* **Given request**:
Scan the data below and report how many lines include the word "六楼会议室". Nothing else is wanted.

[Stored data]
+++++

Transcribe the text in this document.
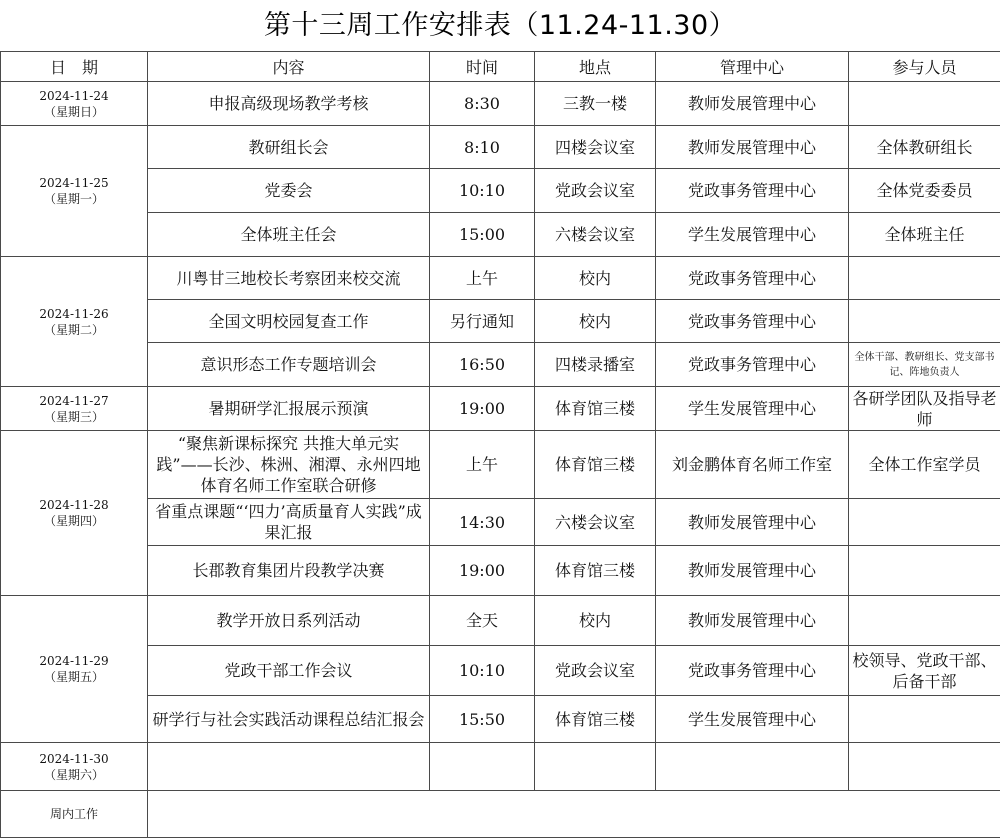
第十三周工作安排表（11.24-11.30）
日　期	内容	时间	地点	管理中心	参与人员

2024-11-24
（星期日）	申报高级现场教学考核	8:30	三教一楼	教师发展管理中心	

2024-11-25
（星期一）	教研组长会	8:10	四楼会议室	教师发展管理中心	全体教研组长
	党委会	10:10	党政会议室	党政事务管理中心	全体党委委员
	全体班主任会	15:00	六楼会议室	学生发展管理中心	全体班主任

2024-11-26
（星期二）	川粤甘三地校长考察团来校交流	上午	校内	党政事务管理中心	
	全国文明校园复查工作	另行通知	校内	党政事务管理中心	
	意识形态工作专题培训会	16:50	四楼录播室	党政事务管理中心	全体干部、教研组长、党支部书记、阵地负责人

2024-11-27
（星期三）	暑期研学汇报展示预演	19:00	体育馆三楼	学生发展管理中心	各研学团队及指导老师

2024-11-28
（星期四）	“聚焦新课标探究 共推大单元实践”——长沙、株洲、湘潭、永州四地体育名师工作室联合研修	上午	体育馆三楼	刘金鹏体育名师工作室	全体工作室学员
	省重点课题“‘四力’高质量育人实践”成果汇报	14:30	六楼会议室	教师发展管理中心	
	长郡教育集团片段教学决赛	19:00	体育馆三楼	教师发展管理中心	

2024-11-29
（星期五）	教学开放日系列活动	全天	校内	教师发展管理中心	
	党政干部工作会议	10:10	党政会议室	党政事务管理中心	校领导、党政干部、后备干部
	研学行与社会实践活动课程总结汇报会	15:50	体育馆三楼	学生发展管理中心	

2024-11-30
（星期六）					

周内工作					
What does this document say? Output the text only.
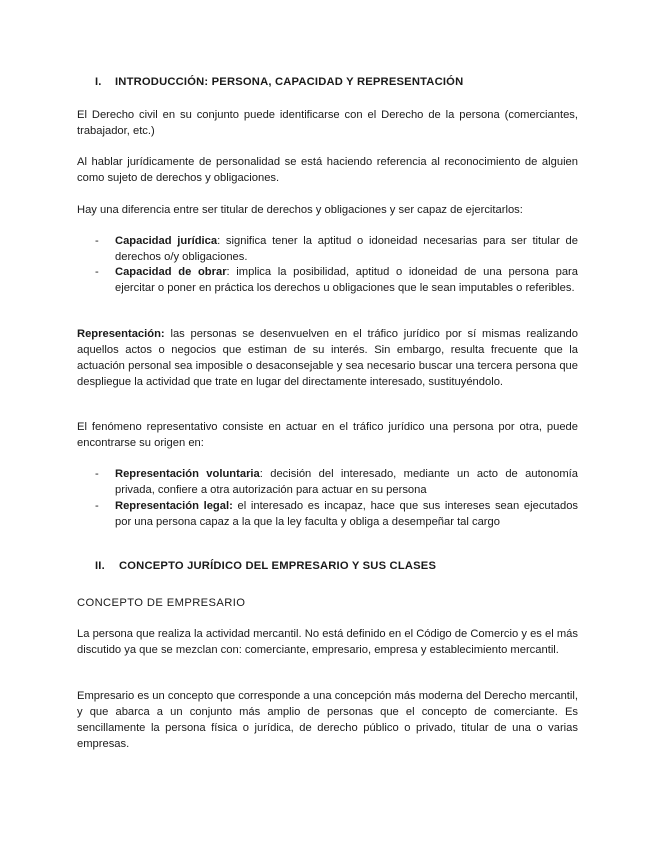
I. INTRODUCCIÓN: PERSONA, CAPACIDAD Y REPRESENTACIÓN

El Derecho civil en su conjunto puede identificarse con el Derecho de la persona (comerciantes, trabajador, etc.)

Al hablar jurídicamente de personalidad se está haciendo referencia al reconocimiento de alguien como sujeto de derechos y obligaciones.

Hay una diferencia entre ser titular de derechos y obligaciones y ser capaz de ejercitarlos:

- Capacidad jurídica: significa tener la aptitud o idoneidad necesarias para ser titular de derechos o/y obligaciones.
- Capacidad de obrar: implica la posibilidad, aptitud o idoneidad de una persona para ejercitar o poner en práctica los derechos u obligaciones que le sean imputables o referibles.

Representación: las personas se desenvuelven en el tráfico jurídico por sí mismas realizando aquellos actos o negocios que estiman de su interés. Sin embargo, resulta frecuente que la actuación personal sea imposible o desaconsejable y sea necesario buscar una tercera persona que despliegue la actividad que trate en lugar del directamente interesado, sustituyéndolo.

El fenómeno representativo consiste en actuar en el tráfico jurídico una persona por otra, puede encontrarse su origen en:

- Representación voluntaria: decisión del interesado, mediante un acto de autonomía privada, confiere a otra autorización para actuar en su persona
- Representación legal: el interesado es incapaz, hace que sus intereses sean ejecutados por una persona capaz a la que la ley faculta y obliga a desempeñar tal cargo
II. CONCEPTO JURÍDICO DEL EMPRESARIO Y SUS CLASES

CONCEPTO DE EMPRESARIO

La persona que realiza la actividad mercantil. No está definido en el Código de Comercio y es el más discutido ya que se mezclan con: comerciante, empresario, empresa y establecimiento mercantil.

Empresario es un concepto que corresponde a una concepción más moderna del Derecho mercantil, y que abarca a un conjunto más amplio de personas que el concepto de comerciante. Es sencillamente la persona física o jurídica, de derecho público o privado, titular de una o varias empresas.
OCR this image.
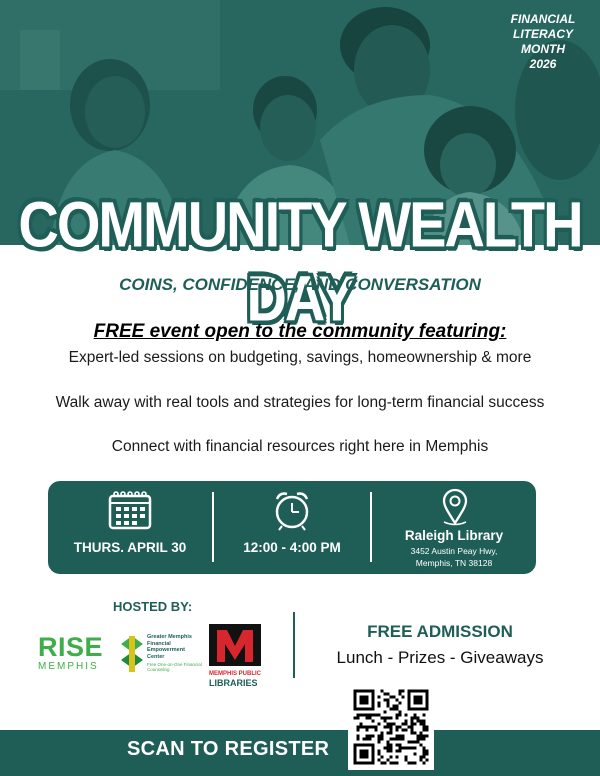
FINANCIAL
LITERACY
MONTH
2026
COMMUNITY WEALTH DAY
COINS, CONFIDENCE, AND CONVERSATION
FREE event open to the community featuring:
Expert-led sessions on budgeting, savings, homeownership & more
Walk away with real tools and strategies for long-term financial success
Connect with financial resources right here in Memphis
THURS. APRIL 30	12:00 - 4:00 PM
Raleigh Library
3452 Austin Peay Hwy,
Memphis, TN 38128
HOSTED BY:
RISE
MEMPHIS
Greater Memphis
Financial
Empowerment
Center
Free One-on-One Financial Counseling
MEMPHIS PUBLIC
LIBRARIES
FREE ADMISSION
Lunch - Prizes - Giveaways
SCAN TO REGISTER
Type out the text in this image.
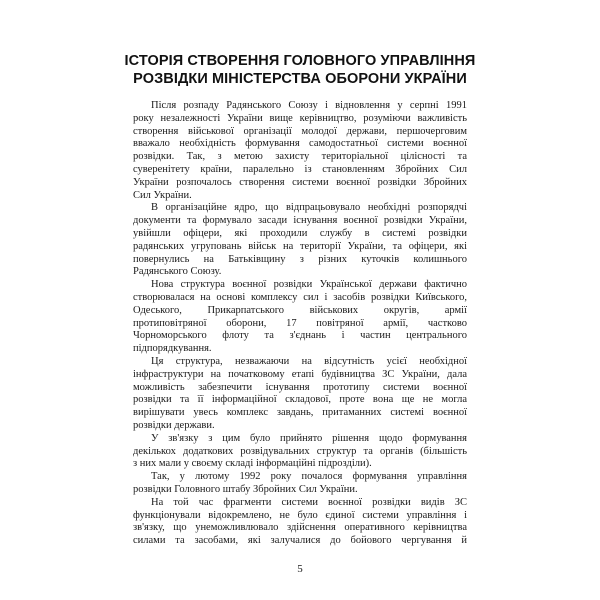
ІСТОРІЯ СТВОРЕННЯ ГОЛОВНОГО УПРАВЛІННЯ
РОЗВІДКИ МІНІСТЕРСТВА ОБОРОНИ УКРАЇНИ
Після розпаду Радянського Союзу і відновлення у серпні 1991
року незалежності України вище керівництво, розуміючи важливість
створення військової організації молодої держави, першочерговим
вважало необхідність формування самодостатньої системи воєнної
розвідки. Так, з метою захисту територіальної цілісності та
суверенітету країни, паралельно із становленням Збройних Сил
України розпочалось створення системи воєнної розвідки Збройних
Сил України.
В організаційне ядро, що відпрацьовувало необхідні розпорядчі
документи та формувало засади існування воєнної розвідки України,
увійшли офіцери, які проходили службу в системі розвідки
радянських угруповань військ на території України, та офіцери, які
повернулись на Батьківщину з різних куточків колишнього
Радянського Союзу.
Нова структура воєнної розвідки Української держави фактично
створювалася на основі комплексу сил і засобів розвідки Київського,
Одеського, Прикарпатського військових округів, армії
протиповітряної оборони, 17 повітряної армії, частково
Чорноморського флоту та з'єднань і частин центрального
підпорядкування.
Ця структура, незважаючи на відсутність усієї необхідної
інфраструктури на початковому етапі будівництва ЗС України, дала
можливість забезпечити існування прототипу системи воєнної
розвідки та її інформаційної складової, проте вона ще не могла
вирішувати увесь комплекс завдань, притаманних системі воєнної
розвідки держави.
У зв'язку з цим було прийнято рішення щодо формування
декількох додаткових розвідувальних структур та органів (більшість
з них мали у своєму складі інформаційні підрозділи).
Так, у лютому 1992 року почалося формування управління
розвідки Головного штабу Збройних Сил України.
На той час фрагменти системи воєнної розвідки видів ЗС
функціонували відокремлено, не було єдиної системи управління і
зв'язку, що унеможливлювало здійснення оперативного керівництва
силами та засобами, які залучалися до бойового чергування й
5
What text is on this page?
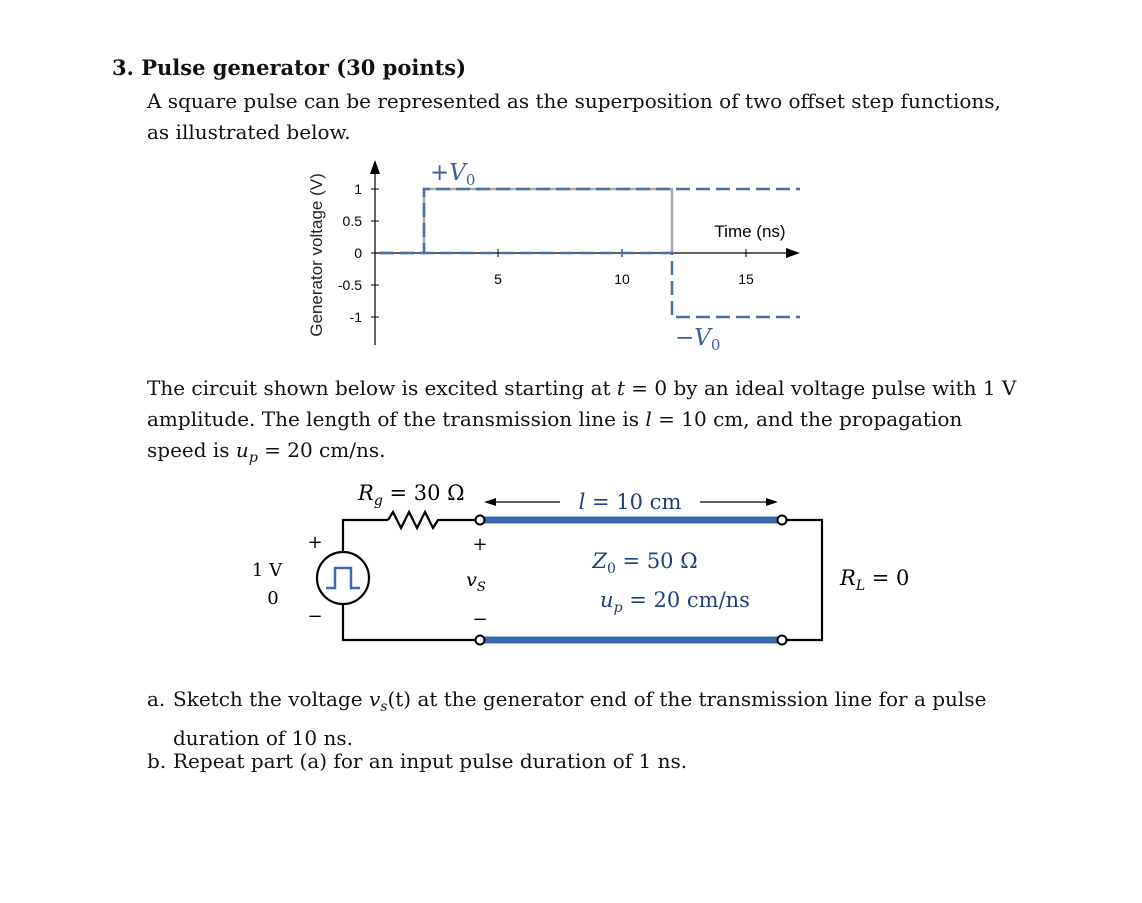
3. Pulse generator (30 points)

A square pulse can be represented as the superposition of two offset step functions, as illustrated below.

Generator voltage (V) 1
0.5
0
-0.5
-1
5	10	15
Time (ns)
$+V_0$
$-V_0$

The circuit shown below is excited starting at t = 0 by an ideal voltage pulse with 1 V amplitude. The length of the transmission line is l = 10 cm, and the propagation speed is $u_p = 20$ cm/ns.

$R_g = 30$ Ω
+
−
1 V
0
+
$v_S$
−
l = 10 cm
$Z_0 = 50$ Ω
$u_p = 20$ cm/ns
$R_L = 0$
a. Sketch the voltage $v_s(t)$ at the generator end of the transmission line for a pulse duration of 10 ns.
b. Repeat part (a) for an input pulse duration of 1 ns.
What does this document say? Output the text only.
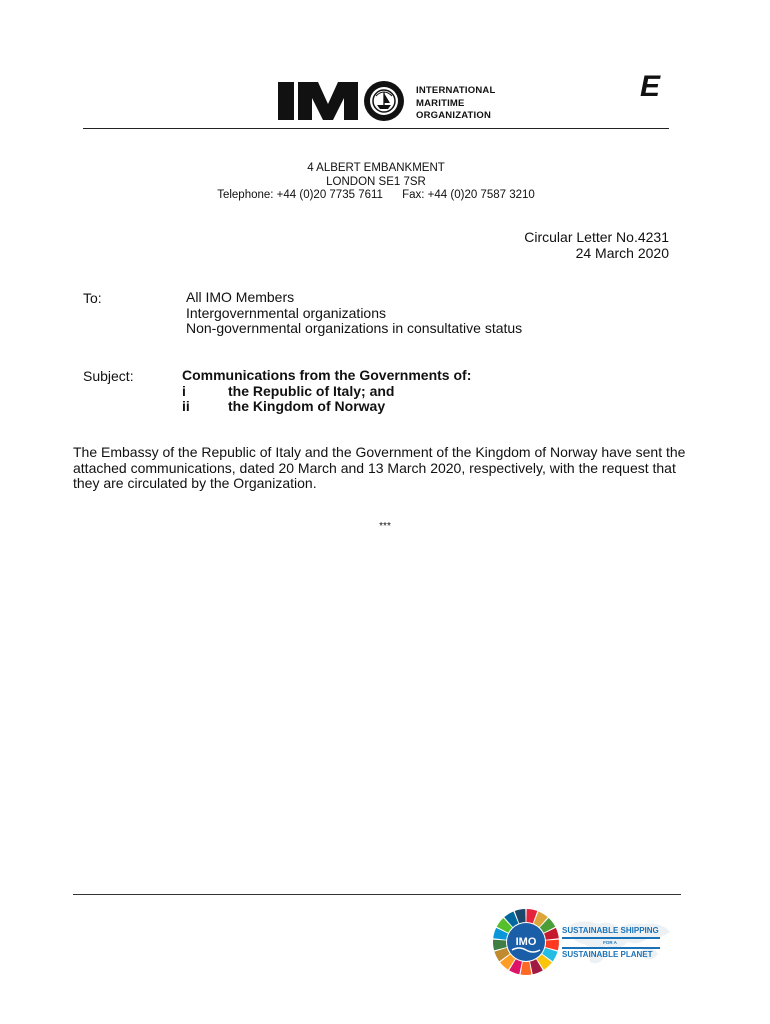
E
INTERNATIONAL
MARITIME
ORGANIZATION
4 ALBERT EMBANKMENT
LONDON SE1 7SR
Telephone: +44 (0)20 7735 7611 Fax: +44 (0)20 7587 3210
Circular Letter No.4231
24 March 2020
To:	All IMO Members
Intergovernmental organizations
Non-governmental organizations in consultative status
Subject:	Communications from the Governments of:
i	the Republic of Italy; and
ii	the Kingdom of Norway
The Embassy of the Republic of Italy and the Government of the Kingdom of Norway have sent the attached communications, dated 20 March and 13 March 2020, respectively, with the request that they are circulated by the Organization.
***
IMO
SUSTAINABLE SHIPPING
FOR A
SUSTAINABLE PLANET
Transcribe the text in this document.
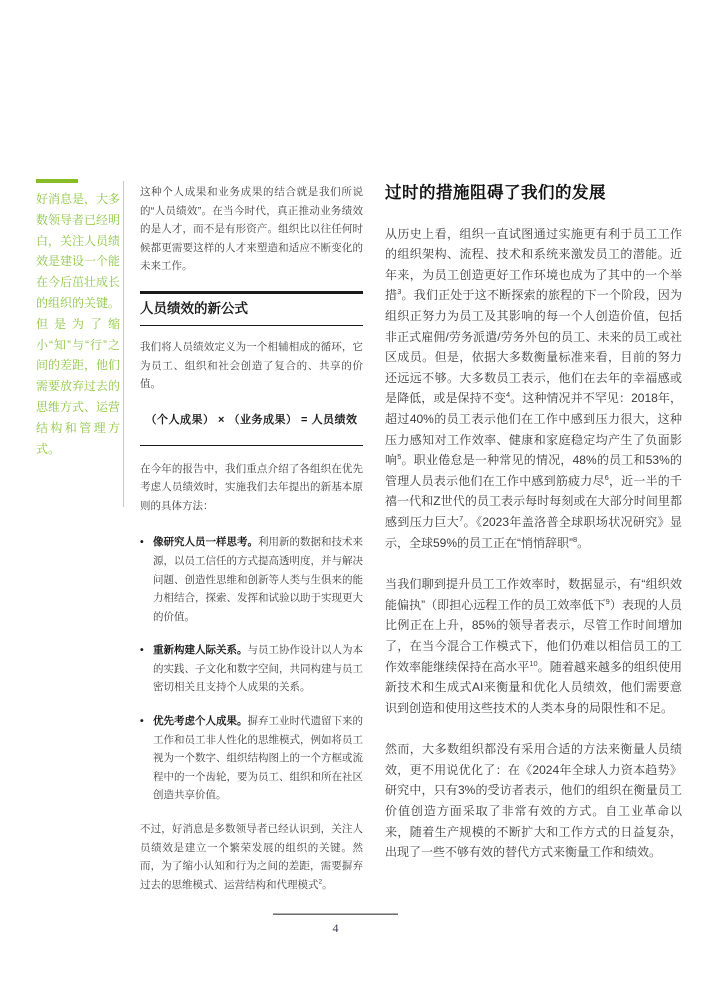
好消息是，大多数领导者已经明白，关注人员绩效是建设一个能在今后茁壮成长的组织的关键。但是为了缩小“知”与“行”之间的差距，他们需要放弃过去的思维方式、运营结构和管理方式。

这种个人成果和业务成果的结合就是我们所说的“人员绩效”。在当今时代，真正推动业务绩效的是人才，而不是有形资产。组织比以往任何时候都更需要这样的人才来塑造和适应不断变化的未来工作。

人员绩效的新公式

我们将人员绩效定义为一个相辅相成的循环，它为员工、组织和社会创造了复合的、共享的价值。

（个人成果） × （业务成果） = 人员绩效

在今年的报告中，我们重点介绍了各组织在优先考虑人员绩效时，实施我们去年提出的新基本原则的具体方法：

• 像研究人员一样思考。利用新的数据和技术来源，以员工信任的方式提高透明度，并与解决问题、创造性思维和创新等人类与生俱来的能力相结合，探索、发挥和试验以助于实现更大的价值。
• 重新构建人际关系。与员工协作设计以人为本的实践、子文化和数字空间，共同构建与员工密切相关且支持个人成果的关系。
• 优先考虑个人成果。摒弃工业时代遗留下来的工作和员工非人性化的思维模式，例如将员工视为一个数字、组织结构图上的一个方框或流程中的一个齿轮，要为员工、组织和所在社区创造共享价值。

不过，好消息是多数领导者已经认识到，关注人员绩效是建立一个繁荣发展的组织的关键。然而，为了缩小认知和行为之间的差距，需要摒弃过去的思维模式、运营结构和代理模式$^2$。

过时的措施阻碍了我们的发展

从历史上看，组织一直试图通过实施更有利于员工工作的组织架构、流程、技术和系统来激发员工的潜能。近年来，为员工创造更好工作环境也成为了其中的一个举措$^3$。我们正处于这不断探索的旅程的下一个阶段，因为组织正努力为员工及其影响的每一个人创造价值，包括非正式雇佣/劳务派遣/劳务外包的员工、未来的员工或社区成员。但是，依据大多数衡量标准来看，目前的努力还远远不够。大多数员工表示，他们在去年的幸福感或是降低，或是保持不变$^4$。这种情况并不罕见：2018年，超过40%的员工表示他们在工作中感到压力很大，这种压力感知对工作效率、健康和家庭稳定均产生了负面影响$^5$。职业倦怠是一种常见的情况，48%的员工和53%的管理人员表示他们在工作中感到筋疲力尽$^6$，近一半的千禧一代和Z世代的员工表示每时每刻或在大部分时间里都感到压力巨大$^7$。《2023年盖洛普全球职场状况研究》显示，全球59%的员工正在“悄悄辞职”$^8$。

当我们聊到提升员工工作效率时，数据显示，有“组织效能偏执”（即担心远程工作的员工效率低下$^9$）表现的人员比例正在上升，85%的领导者表示，尽管工作时间增加了，在当今混合工作模式下，他们仍难以相信员工的工作效率能继续保持在高水平$^{10}$。随着越来越多的组织使用新技术和生成式AI来衡量和优化人员绩效，他们需要意识到创造和使用这些技术的人类本身的局限性和不足。

然而，大多数组织都没有采用合适的方法来衡量人员绩效，更不用说优化了：在《2024年全球人力资本趋势》研究中，只有3%的受访者表示，他们的组织在衡量员工价值创造方面采取了非常有效的方式。自工业革命以来，随着生产规模的不断扩大和工作方式的日益复杂，出现了一些不够有效的替代方式来衡量工作和绩效。

4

+++++

* **Reply to the task**:
2